** start Material to process **
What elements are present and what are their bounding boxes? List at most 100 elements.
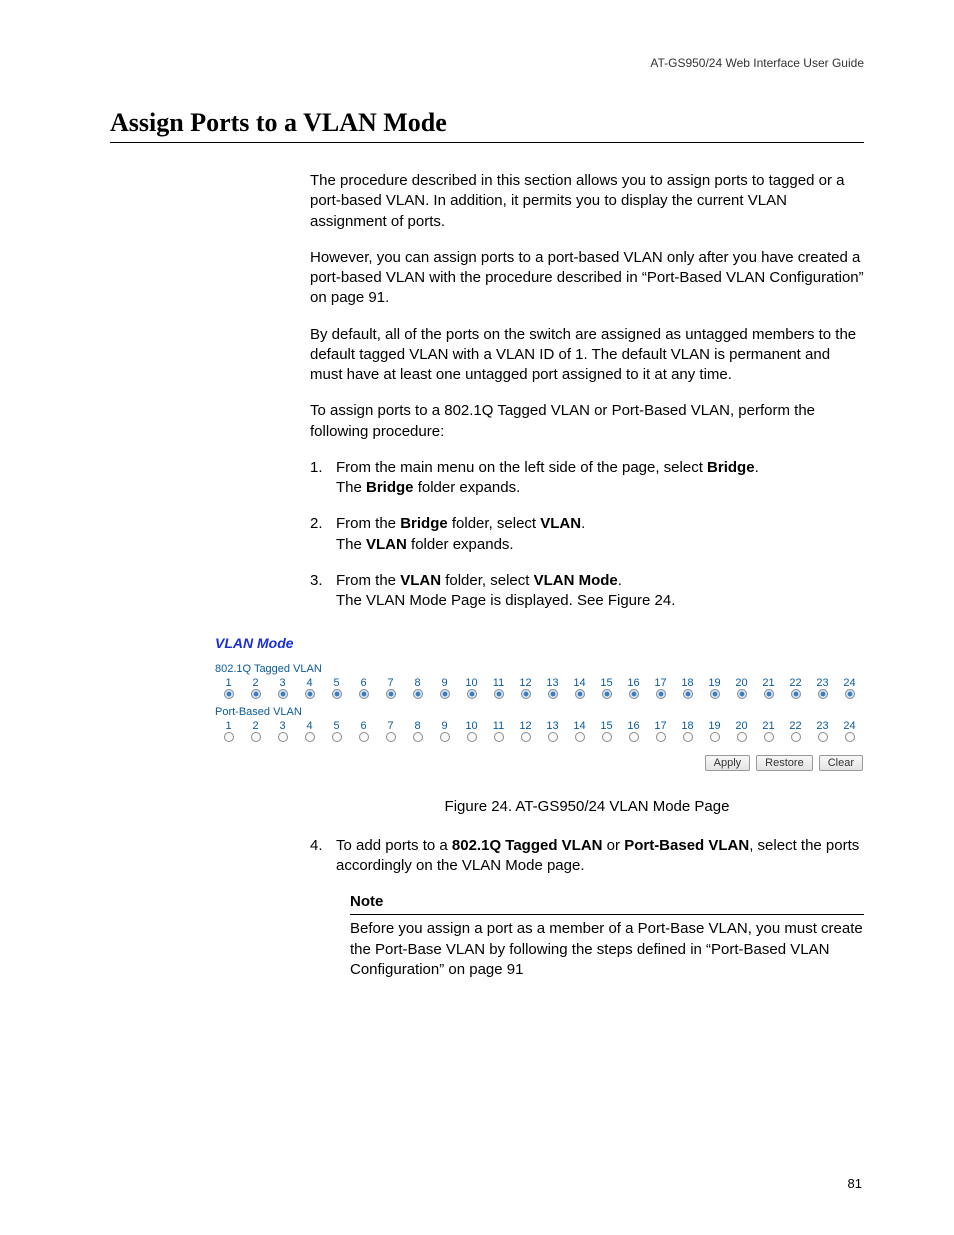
port-radio[interactable] (809, 689, 836, 702)
port-radio[interactable] (647, 689, 674, 702)
port-radio[interactable] (485, 732, 512, 745)
body-column: The procedure described in this section … (310, 171, 864, 611)
radio-selected-icon (764, 689, 774, 699)
port-number: 19 (701, 677, 728, 689)
port-radio[interactable] (296, 732, 323, 745)
radio-unselected-icon (764, 732, 774, 742)
port-number: 11 (485, 677, 512, 689)
port-radio[interactable] (485, 689, 512, 702)
radio-unselected-icon (440, 732, 450, 742)
step-text: folder expands. (407, 536, 514, 553)
port-radio[interactable] (728, 689, 755, 702)
port-radio[interactable] (620, 689, 647, 702)
port-header-row: 123456789101112131415161718192021222324 (215, 677, 863, 689)
port-number: 12 (512, 677, 539, 689)
step-4: 4. To add ports to a 802.1Q Tagged VLAN … (310, 836, 864, 877)
port-radio[interactable] (701, 732, 728, 745)
port-radio[interactable] (242, 689, 269, 702)
port-number: 15 (593, 677, 620, 689)
procedure-list: 1. From the main menu on the left side o… (310, 458, 864, 612)
port-radio[interactable] (647, 732, 674, 745)
port-radio[interactable] (809, 732, 836, 745)
group-portbased-label: Port-Based VLAN (215, 706, 863, 718)
radio-unselected-icon (710, 732, 720, 742)
port-radio[interactable] (674, 732, 701, 745)
port-radio[interactable] (782, 689, 809, 702)
port-radio[interactable] (350, 689, 377, 702)
port-radio[interactable] (836, 732, 863, 745)
port-number: 7 (377, 677, 404, 689)
port-number: 3 (269, 720, 296, 732)
radio-selected-icon (467, 689, 477, 699)
port-radio[interactable] (215, 732, 242, 745)
port-radio[interactable] (377, 732, 404, 745)
apply-button[interactable]: Apply (705, 755, 751, 771)
port-radio[interactable] (404, 689, 431, 702)
port-number: 13 (539, 720, 566, 732)
port-radio[interactable] (755, 732, 782, 745)
port-radio[interactable] (431, 689, 458, 702)
step-text: . (755, 459, 759, 476)
port-radio[interactable] (269, 689, 296, 702)
figure-vlan-mode: VLAN Mode 802.1Q Tagged VLAN 12345678910… (110, 635, 864, 771)
port-radio[interactable] (701, 689, 728, 702)
port-radio[interactable] (620, 732, 647, 745)
port-radio[interactable] (539, 689, 566, 702)
port-radio-row-portbased (215, 732, 863, 745)
port-number: 17 (647, 677, 674, 689)
port-number: 9 (431, 677, 458, 689)
port-radio[interactable] (674, 689, 701, 702)
port-number: 1 (215, 677, 242, 689)
port-radio[interactable] (323, 732, 350, 745)
step-text: . (618, 572, 622, 589)
port-number: 21 (755, 720, 782, 732)
radio-selected-icon (791, 689, 801, 699)
port-radio[interactable] (593, 689, 620, 702)
step-bold: VLAN (400, 572, 441, 589)
port-radio[interactable] (350, 732, 377, 745)
port-number: 5 (323, 720, 350, 732)
port-number: 24 (836, 720, 863, 732)
port-radio[interactable] (593, 732, 620, 745)
port-radio[interactable] (512, 732, 539, 745)
port-radio[interactable] (836, 689, 863, 702)
port-radio[interactable] (512, 689, 539, 702)
port-number: 1 (215, 720, 242, 732)
radio-unselected-icon (656, 732, 666, 742)
restore-button[interactable]: Restore (756, 755, 813, 771)
step-bold: Bridge (366, 479, 414, 496)
port-radio[interactable] (458, 732, 485, 745)
port-number: 23 (809, 677, 836, 689)
radio-unselected-icon (332, 732, 342, 742)
port-radio[interactable] (458, 689, 485, 702)
port-radio[interactable] (566, 689, 593, 702)
port-radio[interactable] (782, 732, 809, 745)
clear-button[interactable]: Clear (819, 755, 863, 771)
port-radio[interactable] (566, 732, 593, 745)
vlan-mode-panel: 802.1Q Tagged VLAN 123456789101112131415… (215, 663, 863, 771)
port-radio[interactable] (215, 689, 242, 702)
step-1: 1. From the main menu on the left side o… (310, 458, 864, 499)
radio-selected-icon (251, 689, 261, 699)
step-text: The (336, 479, 366, 496)
section-title: Assign Ports to a VLAN Mode (110, 108, 864, 143)
port-radio[interactable] (242, 732, 269, 745)
port-radio[interactable] (323, 689, 350, 702)
radio-selected-icon (629, 689, 639, 699)
port-radio[interactable] (728, 732, 755, 745)
port-radio[interactable] (404, 732, 431, 745)
port-radio[interactable] (269, 732, 296, 745)
port-radio[interactable] (296, 689, 323, 702)
radio-selected-icon (845, 689, 855, 699)
note-body: Before you assign a port as a member of … (350, 919, 864, 980)
port-radio[interactable] (377, 689, 404, 702)
port-radio[interactable] (539, 732, 566, 745)
radio-unselected-icon (629, 732, 639, 742)
port-number: 19 (701, 720, 728, 732)
radio-unselected-icon (791, 732, 801, 742)
port-radio[interactable] (755, 689, 782, 702)
port-number: 4 (296, 677, 323, 689)
port-number: 2 (242, 677, 269, 689)
port-number: 20 (728, 677, 755, 689)
port-radio[interactable] (431, 732, 458, 745)
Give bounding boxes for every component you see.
** end Material to process **
The problem: Format the lines of the data from the line containing "port-radio[interactable] (809, 689, 836, 702)" through the line containing "radio-selected-icon (764, 689, 774, 699)", both included, as a JSON list of strings, one string per line and blank lines omitted.

Expected answer:
[
  "port-radio[interactable] (809, 689, 836, 702)",
  "port-radio[interactable] (647, 689, 674, 702)",
  "port-radio[interactable] (485, 732, 512, 745)",
  "body-column: The procedure described in this section … (310, 171, 864, 611)",
  "radio-selected-icon (764, 689, 774, 699)"
]